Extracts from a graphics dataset
⟨
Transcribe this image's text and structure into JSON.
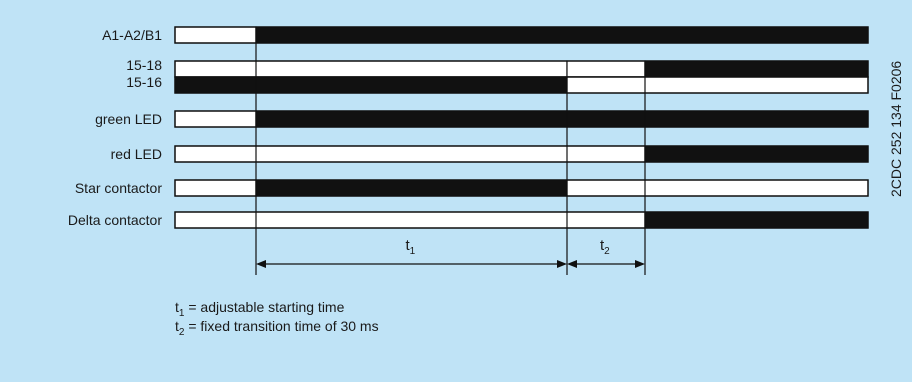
{
  "colors": {
    "panel_background": "#bfe3f6",
    "bar_on": "#111111",
    "bar_off": "#ffffff",
    "outline": "#111111",
    "text": "#1a1a1a"
  },
  "diagram": {
    "time_marks": [
      "start",
      "t1_end",
      "t2_end",
      "end"
    ],
    "rows": [
      {
        "label": "A1-A2/B1",
        "kind": "single",
        "segments": [
          {
            "from": "start",
            "to": "t0",
            "on": false
          },
          {
            "from": "t0",
            "to": "end",
            "on": true
          }
        ]
      },
      {
        "label": "15-18",
        "kind": "upper",
        "segments": [
          {
            "from": "start",
            "to": "t1_end",
            "on": false
          },
          {
            "from": "t1_end",
            "to": "t2_end",
            "on": false
          },
          {
            "from": "t2_end",
            "to": "end",
            "on": true
          }
        ]
      },
      {
        "label": "15-16",
        "kind": "lower",
        "segments": [
          {
            "from": "start",
            "to": "t1_end",
            "on": true
          },
          {
            "from": "t1_end",
            "to": "end",
            "on": false
          }
        ]
      },
      {
        "label": "green LED",
        "kind": "single",
        "segments": [
          {
            "from": "start",
            "to": "t0",
            "on": false
          },
          {
            "from": "t0",
            "to": "end",
            "on": true
          }
        ]
      },
      {
        "label": "red LED",
        "kind": "single",
        "segments": [
          {
            "from": "start",
            "to": "t2_end",
            "on": false
          },
          {
            "from": "t2_end",
            "to": "end",
            "on": true
          }
        ]
      },
      {
        "label": "Star contactor",
        "kind": "single",
        "segments": [
          {
            "from": "start",
            "to": "t0",
            "on": false
          },
          {
            "from": "t0",
            "to": "t1_end",
            "on": true
          },
          {
            "from": "t1_end",
            "to": "end",
            "on": false
          }
        ]
      },
      {
        "label": "Delta contactor",
        "kind": "single",
        "segments": [
          {
            "from": "start",
            "to": "t2_end",
            "on": false
          },
          {
            "from": "t2_end",
            "to": "end",
            "on": true
          }
        ]
      }
    ],
    "intervals": [
      {
        "symbol": "t",
        "sub": "1",
        "from": "t0",
        "to": "t1_end"
      },
      {
        "symbol": "t",
        "sub": "2",
        "from": "t1_end",
        "to": "t2_end"
      }
    ],
    "legend": [
      {
        "symbol": "t",
        "sub": "1",
        "text": " = adjustable starting time"
      },
      {
        "symbol": "t",
        "sub": "2",
        "text": " = fixed transition time of 30 ms"
      }
    ],
    "doc_code": "2CDC 252 134 F0206"
  }
}
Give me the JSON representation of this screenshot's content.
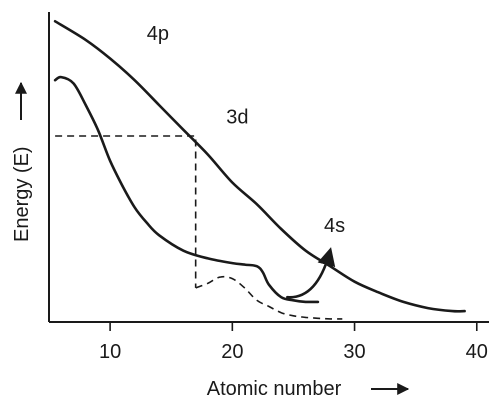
{
  "chart_data": {
    "type": "line",
    "title": "",
    "xlabel": "Atomic number",
    "ylabel": "Energy (E)",
    "xlim": [
      5,
      41
    ],
    "ylim": [
      0,
      100
    ],
    "x_ticks": [
      10,
      20,
      30,
      40
    ],
    "grid": false,
    "legend": "none",
    "series": [
      {
        "name": "4p",
        "label_at": [
          13,
          91
        ],
        "x": [
          5.5,
          8,
          10,
          12,
          14,
          16,
          18,
          20,
          22,
          24,
          26,
          28,
          30,
          32,
          34,
          36,
          38,
          39
        ],
        "y": [
          97,
          91,
          85,
          78,
          70,
          62,
          54,
          45,
          38,
          30,
          23,
          18,
          13,
          9.5,
          6.5,
          4.5,
          3.5,
          3.5
        ]
      },
      {
        "name": "3d",
        "label_at": [
          19.5,
          64
        ],
        "x": [
          5.5,
          6,
          7,
          8,
          9,
          10,
          11,
          12,
          13,
          14,
          16,
          18,
          20,
          21,
          22,
          22.5,
          23,
          24,
          25,
          26,
          27
        ],
        "y": [
          78,
          79,
          77,
          70,
          62,
          52,
          44,
          37,
          32,
          28,
          23,
          20.5,
          19,
          18.5,
          18,
          16,
          12,
          8,
          7,
          6.5,
          6.5
        ]
      },
      {
        "name": "4s",
        "label_at": [
          27.5,
          29
        ],
        "x": [
          17,
          18,
          19,
          20,
          21,
          22,
          23,
          24,
          25,
          26,
          27,
          28,
          29
        ],
        "y": [
          11,
          12.5,
          14.5,
          14,
          11,
          7,
          5,
          3,
          2,
          1.5,
          1.2,
          1,
          1
        ],
        "dashed": true
      }
    ],
    "annotations": [
      {
        "type": "dashed-guide",
        "points": [
          [
            5.5,
            60
          ],
          [
            17,
            60
          ],
          [
            17,
            11
          ]
        ]
      },
      {
        "type": "arrow",
        "from": [
          24.5,
          8
        ],
        "to": [
          28,
          23
        ],
        "points_to": "4s"
      }
    ]
  }
}
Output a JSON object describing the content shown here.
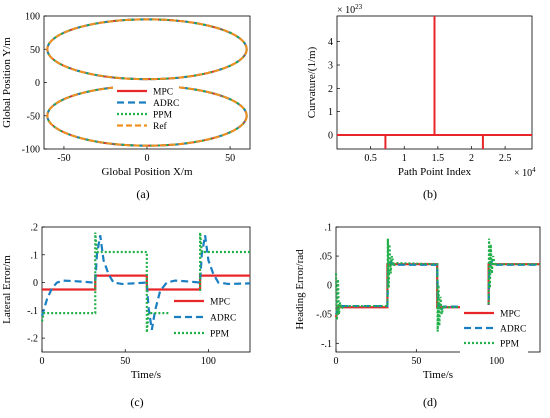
{
  "colors": {
    "MPC": "#e8262a",
    "ADRC": "#1a7fc1",
    "PPM": "#22b04a",
    "Ref": "#f09020"
  },
  "chart_data": [
    {
      "id": "a",
      "caption": "(a)",
      "type": "line",
      "xlabel": "Global Position X/m",
      "ylabel": "Global Position Y/m",
      "xlim": [
        -62,
        62
      ],
      "ylim": [
        -100,
        100
      ],
      "xticks": [
        -50,
        0,
        50
      ],
      "yticks": [
        -100,
        -50,
        0,
        50,
        100
      ],
      "legend": {
        "placement": "center-bottom",
        "entries": [
          "MPC",
          "ADRC",
          "PPM",
          "Ref"
        ]
      },
      "shape": {
        "description_values": {
          "ellipses": [
            {
              "cx": 0,
              "cy": 50,
              "rx": 60,
              "ry": 45
            },
            {
              "cx": 0,
              "cy": -50,
              "rx": 60,
              "ry": 45
            }
          ]
        }
      },
      "series": [
        {
          "name": "MPC"
        },
        {
          "name": "ADRC"
        },
        {
          "name": "PPM"
        },
        {
          "name": "Ref"
        }
      ]
    },
    {
      "id": "b",
      "caption": "(b)",
      "type": "line",
      "xlabel": "Path Point Index",
      "ylabel": "Curvature/(1/m)",
      "x_exponent": "× 10",
      "x_exponent_power": "4",
      "y_exponent": "× 10",
      "y_exponent_power": "23",
      "xlim": [
        0,
        2.9
      ],
      "ylim": [
        -0.6,
        5.1
      ],
      "xticks": [
        0.5,
        1,
        1.5,
        2,
        2.5
      ],
      "yticks": [
        0,
        1,
        2,
        3,
        4
      ],
      "spikes": [
        {
          "x": 0.72,
          "y": -0.6
        },
        {
          "x": 1.45,
          "y": 5.1
        },
        {
          "x": 2.17,
          "y": -0.6
        }
      ]
    },
    {
      "id": "c",
      "caption": "(c)",
      "type": "line",
      "xlabel": "Time/s",
      "ylabel": "Lateral Error/m",
      "xlim": [
        0,
        125
      ],
      "ylim": [
        -0.25,
        0.2
      ],
      "xticks": [
        0,
        50,
        100
      ],
      "yticks": [
        -0.2,
        -0.1,
        0,
        0.1,
        0.2
      ],
      "legend": {
        "placement": "bottom-right",
        "entries": [
          "MPC",
          "ADRC",
          "PPM"
        ]
      },
      "series": [
        {
          "name": "MPC",
          "points": [
            [
              0,
              -0.025
            ],
            [
              32,
              -0.025
            ],
            [
              32,
              0.025
            ],
            [
              63,
              0.025
            ],
            [
              63,
              -0.025
            ],
            [
              95,
              -0.025
            ],
            [
              95,
              0.025
            ],
            [
              125,
              0.025
            ]
          ]
        },
        {
          "name": "ADRC",
          "points": [
            [
              0,
              -0.12
            ],
            [
              3,
              -0.06
            ],
            [
              6,
              -0.02
            ],
            [
              9,
              0.0
            ],
            [
              13,
              0.007
            ],
            [
              20,
              0.005
            ],
            [
              31,
              0.0
            ],
            [
              32,
              0.0
            ],
            [
              33,
              0.1
            ],
            [
              35,
              0.17
            ],
            [
              37,
              0.08
            ],
            [
              40,
              0.03
            ],
            [
              43,
              0.0
            ],
            [
              48,
              -0.005
            ],
            [
              55,
              -0.003
            ],
            [
              63,
              0.0
            ],
            [
              64,
              -0.09
            ],
            [
              66,
              -0.17
            ],
            [
              68,
              -0.1
            ],
            [
              71,
              -0.03
            ],
            [
              75,
              0.0
            ],
            [
              80,
              0.007
            ],
            [
              88,
              0.004
            ],
            [
              95,
              0.0
            ],
            [
              96,
              0.1
            ],
            [
              98,
              0.17
            ],
            [
              100,
              0.08
            ],
            [
              103,
              0.03
            ],
            [
              106,
              0.0
            ],
            [
              112,
              -0.005
            ],
            [
              125,
              -0.003
            ]
          ]
        },
        {
          "name": "PPM",
          "points": [
            [
              0,
              -0.14
            ],
            [
              1,
              -0.11
            ],
            [
              32,
              -0.11
            ],
            [
              32,
              0.18
            ],
            [
              33,
              0.11
            ],
            [
              63,
              0.11
            ],
            [
              63,
              -0.18
            ],
            [
              64,
              -0.11
            ],
            [
              95,
              -0.11
            ],
            [
              95,
              0.18
            ],
            [
              96,
              0.11
            ],
            [
              125,
              0.11
            ]
          ]
        }
      ]
    },
    {
      "id": "d",
      "caption": "(d)",
      "type": "line",
      "xlabel": "Time/s",
      "ylabel": "Heading Error/rad",
      "xlim": [
        0,
        127
      ],
      "ylim": [
        -0.115,
        0.1
      ],
      "xticks": [
        0,
        50,
        100
      ],
      "yticks": [
        -0.1,
        -0.05,
        0,
        0.05,
        0.1
      ],
      "legend": {
        "placement": "bottom-right",
        "entries": [
          "MPC",
          "ADRC",
          "PPM"
        ]
      },
      "series": [
        {
          "name": "MPC",
          "points": [
            [
              0,
              -0.055
            ],
            [
              1,
              -0.038
            ],
            [
              32,
              -0.038
            ],
            [
              32,
              0.036
            ],
            [
              63,
              0.036
            ],
            [
              63,
              -0.038
            ],
            [
              95,
              -0.038
            ],
            [
              95,
              0.036
            ],
            [
              127,
              0.036
            ]
          ]
        },
        {
          "name": "ADRC",
          "points": [
            [
              0,
              -0.05
            ],
            [
              2,
              -0.036
            ],
            [
              32,
              -0.036
            ],
            [
              32.5,
              0.028
            ],
            [
              34,
              0.04
            ],
            [
              36,
              0.035
            ],
            [
              63,
              0.035
            ],
            [
              63.5,
              -0.03
            ],
            [
              65,
              -0.045
            ],
            [
              67,
              -0.037
            ],
            [
              95,
              -0.037
            ],
            [
              95.5,
              0.028
            ],
            [
              97,
              0.04
            ],
            [
              99,
              0.035
            ],
            [
              127,
              0.035
            ]
          ]
        },
        {
          "name": "PPM",
          "points": [
            [
              0,
              0.02
            ],
            [
              0.6,
              -0.06
            ],
            [
              1.2,
              0.01
            ],
            [
              1.8,
              -0.05
            ],
            [
              2.5,
              -0.03
            ],
            [
              3.5,
              -0.04
            ],
            [
              5,
              -0.036
            ],
            [
              32,
              -0.036
            ],
            [
              32.3,
              0.08
            ],
            [
              32.8,
              -0.005
            ],
            [
              33.3,
              0.07
            ],
            [
              34,
              0.02
            ],
            [
              34.8,
              0.05
            ],
            [
              36,
              0.033
            ],
            [
              37,
              0.038
            ],
            [
              63,
              0.036
            ],
            [
              63.3,
              -0.08
            ],
            [
              63.8,
              0.0
            ],
            [
              64.3,
              -0.07
            ],
            [
              65,
              -0.02
            ],
            [
              65.8,
              -0.05
            ],
            [
              67,
              -0.035
            ],
            [
              68,
              -0.038
            ],
            [
              95,
              -0.038
            ],
            [
              95.3,
              0.08
            ],
            [
              95.8,
              -0.005
            ],
            [
              96.3,
              0.07
            ],
            [
              97,
              0.02
            ],
            [
              97.8,
              0.05
            ],
            [
              99,
              0.033
            ],
            [
              100,
              0.036
            ],
            [
              127,
              0.036
            ]
          ]
        }
      ]
    }
  ]
}
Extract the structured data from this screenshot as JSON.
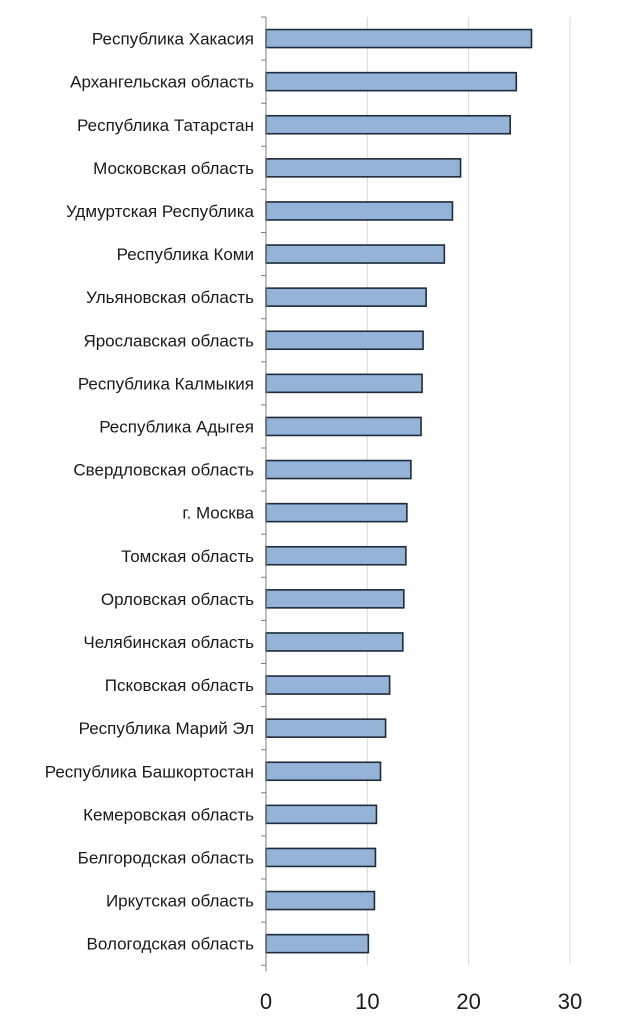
{
  "chart_data": {
    "type": "bar",
    "orientation": "horizontal",
    "title": "",
    "xlabel": "",
    "ylabel": "",
    "categories": [
      "Республика Хакасия",
      "Архангельская область",
      "Республика Татарстан",
      "Московская область",
      "Удмуртская Республика",
      "Республика Коми",
      "Ульяновская область",
      "Ярославская область",
      "Республика Калмыкия",
      "Республика Адыгея",
      "Свердловская область",
      "г. Москва",
      "Томская область",
      "Орловская область",
      "Челябинская область",
      "Псковская область",
      "Республика Марий Эл",
      "Республика Башкортостан",
      "Кемеровская область",
      "Белгородская область",
      "Иркутская область",
      "Вологодская область"
    ],
    "values": [
      26.2,
      24.7,
      24.1,
      19.2,
      18.4,
      17.6,
      15.8,
      15.5,
      15.4,
      15.3,
      14.3,
      13.9,
      13.8,
      13.6,
      13.5,
      12.2,
      11.8,
      11.3,
      10.9,
      10.8,
      10.7,
      10.1
    ],
    "xlim": [
      0,
      30
    ],
    "xticks": [
      "0",
      "10",
      "20",
      "30"
    ],
    "grid": true,
    "legend": "none",
    "colors": {
      "bar_fill": "#95b3d7",
      "bar_stroke": "#1f2b3a",
      "grid": "#d9d9d9",
      "axis": "#7f7f7f"
    }
  }
}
⟩
→ What this task involves: In the records above, find each line holding "xlabel" and copy it.

→ Written response:
    "xlabel": "Atomic number",
      "xlabel": "Global Position X/m",
      "xlabel": "Path Point Index",
      "xlabel": "Time/s",
      "xlabel": "Time/s",
    "xlabel": "",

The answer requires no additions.